• Work required: Reproduce each line of the material exactly, minus any picture.
^^^^^^^^^^^^^^^^
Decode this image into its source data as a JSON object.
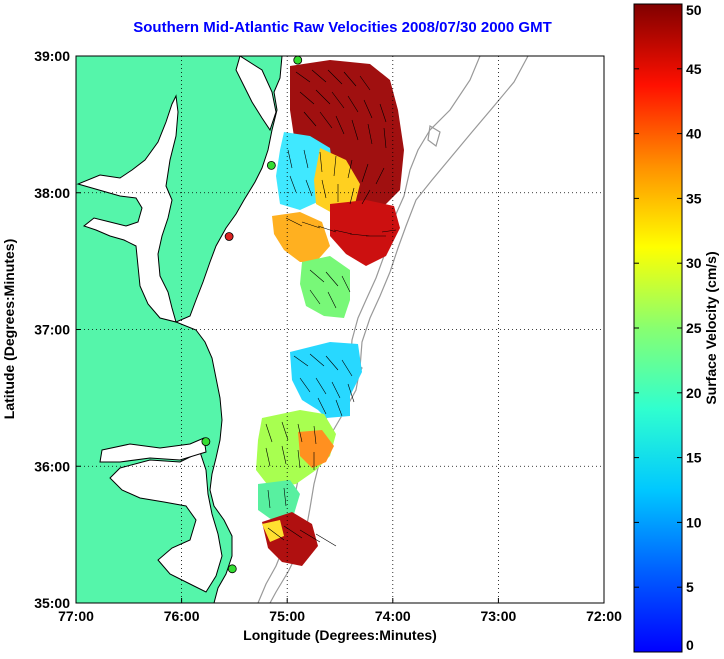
{
  "title": "Southern Mid-Atlantic Raw Velocities 2008/07/30 2000 GMT",
  "map": {
    "xlabel": "Longitude (Degrees:Minutes)",
    "ylabel": "Latitude (Degrees:Minutes)",
    "x_ticks": [
      "77:00",
      "76:00",
      "75:00",
      "74:00",
      "73:00",
      "72:00"
    ],
    "y_ticks": [
      "39:00",
      "38:00",
      "37:00",
      "36:00",
      "35:00"
    ],
    "lon_range": [
      -77,
      -72
    ],
    "lat_range": [
      35,
      39
    ],
    "grid": true,
    "land_color": "#55f5aa",
    "stations": [
      {
        "lon": -74.9,
        "lat": 38.97,
        "color": "#33dd33"
      },
      {
        "lon": -75.15,
        "lat": 38.2,
        "color": "#33dd33"
      },
      {
        "lon": -75.55,
        "lat": 37.68,
        "color": "#dd2222"
      },
      {
        "lon": -75.77,
        "lat": 36.18,
        "color": "#33dd33"
      },
      {
        "lon": -75.52,
        "lat": 35.25,
        "color": "#33dd33"
      }
    ]
  },
  "colorbar": {
    "label": "Surface Velocity (cm/s)",
    "ticks": [
      "0",
      "5",
      "10",
      "15",
      "20",
      "25",
      "30",
      "35",
      "40",
      "45",
      "50"
    ],
    "range": [
      0,
      50
    ]
  }
}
^^^^^^^^^^^^^^^^
• Reply:
Decode this image into its source data as a JSON object.
{
  "title": "Southern Mid-Atlantic Raw Velocities 2008/07/30 2000 GMT",
  "map": {
    "xlabel": "Longitude (Degrees:Minutes)",
    "ylabel": "Latitude (Degrees:Minutes)",
    "x_ticks": [
      "77:00",
      "76:00",
      "75:00",
      "74:00",
      "73:00",
      "72:00"
    ],
    "y_ticks": [
      "39:00",
      "38:00",
      "37:00",
      "36:00",
      "35:00"
    ],
    "lon_range": [
      -77,
      -72
    ],
    "lat_range": [
      35,
      39
    ],
    "grid": true,
    "land_color": "#55f5aa",
    "stations": [
      {
        "lon": -74.9,
        "lat": 38.97,
        "color": "#33dd33"
      },
      {
        "lon": -75.15,
        "lat": 38.2,
        "color": "#33dd33"
      },
      {
        "lon": -75.55,
        "lat": 37.68,
        "color": "#dd2222"
      },
      {
        "lon": -75.77,
        "lat": 36.18,
        "color": "#33dd33"
      },
      {
        "lon": -75.52,
        "lat": 35.25,
        "color": "#33dd33"
      }
    ]
  },
  "colorbar": {
    "label": "Surface Velocity (cm/s)",
    "ticks": [
      "0",
      "5",
      "10",
      "15",
      "20",
      "25",
      "30",
      "35",
      "40",
      "45",
      "50"
    ],
    "range": [
      0,
      50
    ]
  }
}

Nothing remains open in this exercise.